[Start INFORMATION SUPPLIED]

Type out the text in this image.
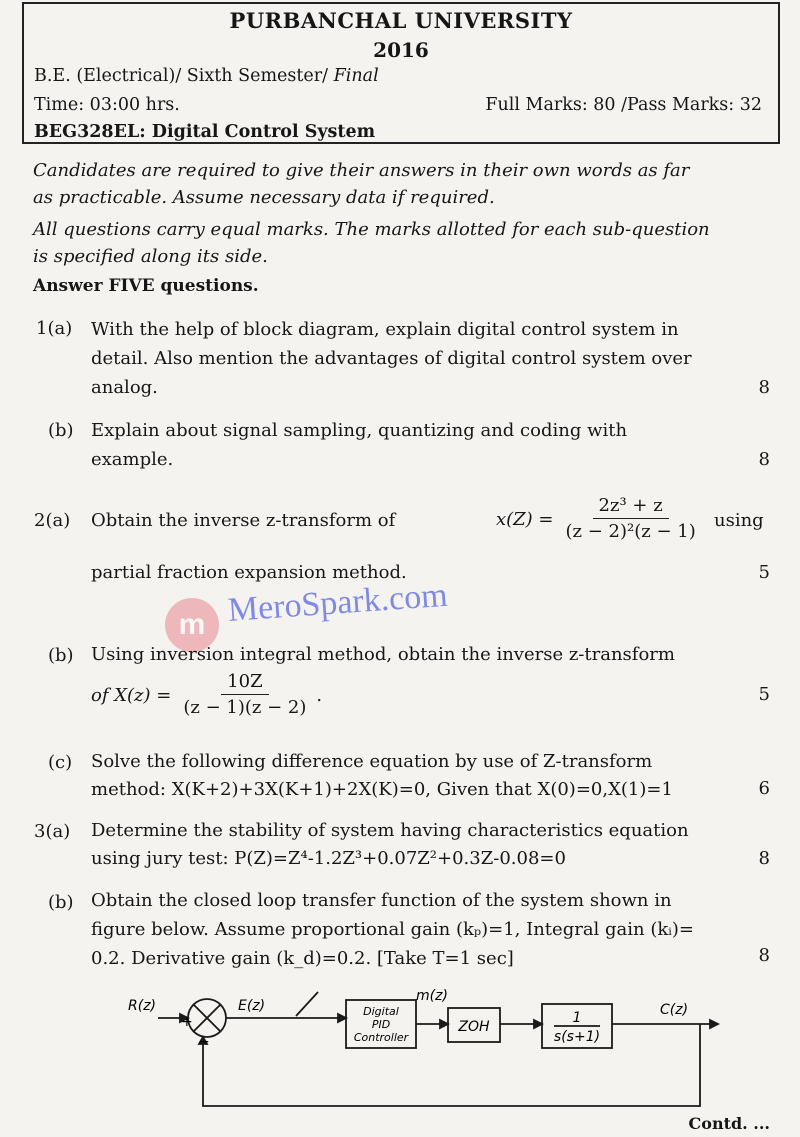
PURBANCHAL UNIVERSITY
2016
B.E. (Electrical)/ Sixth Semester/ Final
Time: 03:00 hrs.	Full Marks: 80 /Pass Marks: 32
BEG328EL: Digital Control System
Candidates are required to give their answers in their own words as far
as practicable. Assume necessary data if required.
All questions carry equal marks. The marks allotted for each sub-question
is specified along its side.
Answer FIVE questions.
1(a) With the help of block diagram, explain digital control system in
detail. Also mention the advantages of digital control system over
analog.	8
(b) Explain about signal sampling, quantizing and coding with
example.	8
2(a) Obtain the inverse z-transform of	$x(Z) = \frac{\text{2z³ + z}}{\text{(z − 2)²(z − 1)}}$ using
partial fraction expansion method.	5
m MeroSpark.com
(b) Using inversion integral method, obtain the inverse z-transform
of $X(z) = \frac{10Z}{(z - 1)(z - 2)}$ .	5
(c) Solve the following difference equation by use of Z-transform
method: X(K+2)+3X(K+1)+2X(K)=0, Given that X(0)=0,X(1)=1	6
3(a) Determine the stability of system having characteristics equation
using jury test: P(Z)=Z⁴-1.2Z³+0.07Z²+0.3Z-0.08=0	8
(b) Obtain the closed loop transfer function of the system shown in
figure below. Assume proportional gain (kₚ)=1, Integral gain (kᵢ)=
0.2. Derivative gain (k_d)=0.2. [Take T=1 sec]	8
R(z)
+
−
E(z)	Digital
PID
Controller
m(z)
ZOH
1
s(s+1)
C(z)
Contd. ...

[End INFORMATION SUPPLIED]

(WHAT YOU WILL DO): Your task is to copy the entries in full and exactly, without any images.

(EXERCISE ANSWER):
Type out the text in this image.
PURBANCHAL UNIVERSITY
2016
B.E. (Electrical)/ Sixth Semester/ Final
Time: 03:00 hrs.	Full Marks: 80 /Pass Marks: 32
BEG328EL: Digital Control System
Candidates are required to give their answers in their own words as far
as practicable. Assume necessary data if required.
All questions carry equal marks. The marks allotted for each sub-question
is specified along its side.
Answer FIVE questions.
1(a) With the help of block diagram, explain digital control system in
detail. Also mention the advantages of digital control system over
analog.	8
(b) Explain about signal sampling, quantizing and coding with
example.	8
2(a) Obtain the inverse z-transform of	$x(Z) = \frac{\text{2z³ + z}}{\text{(z − 2)²(z − 1)}}$ using
partial fraction expansion method.	5
m MeroSpark.com
(b) Using inversion integral method, obtain the inverse z-transform
of $X(z) = \frac{10Z}{(z - 1)(z - 2)}$ .	5
(c) Solve the following difference equation by use of Z-transform
method: X(K+2)+3X(K+1)+2X(K)=0, Given that X(0)=0,X(1)=1	6
3(a) Determine the stability of system having characteristics equation
using jury test: P(Z)=Z⁴-1.2Z³+0.07Z²+0.3Z-0.08=0	8
(b) Obtain the closed loop transfer function of the system shown in
figure below. Assume proportional gain (kₚ)=1, Integral gain (kᵢ)=
0.2. Derivative gain (k_d)=0.2. [Take T=1 sec]	8
R(z)
+
−
E(z)	Digital
PID
Controller
m(z)
ZOH
1
s(s+1)
C(z)
Contd. ...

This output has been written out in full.